=== RECORDS FOR PROCESSING ===

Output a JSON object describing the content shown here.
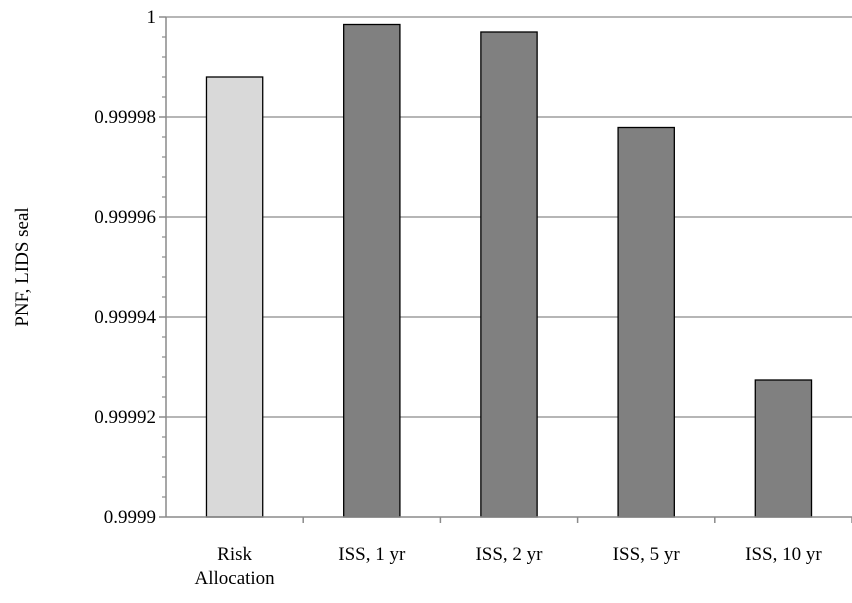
{
  "chart_data": {
    "type": "bar",
    "categories": [
      [
        "Risk",
        "Allocation"
      ],
      [
        "ISS, 1 yr"
      ],
      [
        "ISS, 2 yr"
      ],
      [
        "ISS, 5 yr"
      ],
      [
        "ISS, 10 yr"
      ]
    ],
    "values": [
      0.999988,
      0.9999985,
      0.999997,
      0.9999779,
      0.9999274
    ],
    "bar_colors": [
      "#d9d9d9",
      "#808080",
      "#808080",
      "#808080",
      "#808080"
    ],
    "title": "",
    "xlabel": "",
    "ylabel": "PNF, LIDS seal",
    "ylim": [
      0.9999,
      1.0
    ],
    "yticks": [
      0.9999,
      0.99992,
      0.99994,
      0.99996,
      0.99998,
      1.0
    ],
    "ytick_labels": [
      "0.9999",
      "0.99992",
      "0.99994",
      "0.99996",
      "0.99998",
      "1"
    ],
    "minor_ticks_per_major": 5,
    "grid": true,
    "legend": "none"
  }
}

===

**WHAT TO WORK ON:** Without the pictures, transcribe the listing above exactly.

**SOLUTION TO THIS EXERCISE:**
Output a JSON object describing the content shown here.
{
  "chart_data": {
    "type": "bar",
    "categories": [
      [
        "Risk",
        "Allocation"
      ],
      [
        "ISS, 1 yr"
      ],
      [
        "ISS, 2 yr"
      ],
      [
        "ISS, 5 yr"
      ],
      [
        "ISS, 10 yr"
      ]
    ],
    "values": [
      0.999988,
      0.9999985,
      0.999997,
      0.9999779,
      0.9999274
    ],
    "bar_colors": [
      "#d9d9d9",
      "#808080",
      "#808080",
      "#808080",
      "#808080"
    ],
    "title": "",
    "xlabel": "",
    "ylabel": "PNF, LIDS seal",
    "ylim": [
      0.9999,
      1.0
    ],
    "yticks": [
      0.9999,
      0.99992,
      0.99994,
      0.99996,
      0.99998,
      1.0
    ],
    "ytick_labels": [
      "0.9999",
      "0.99992",
      "0.99994",
      "0.99996",
      "0.99998",
      "1"
    ],
    "minor_ticks_per_major": 5,
    "grid": true,
    "legend": "none"
  }
}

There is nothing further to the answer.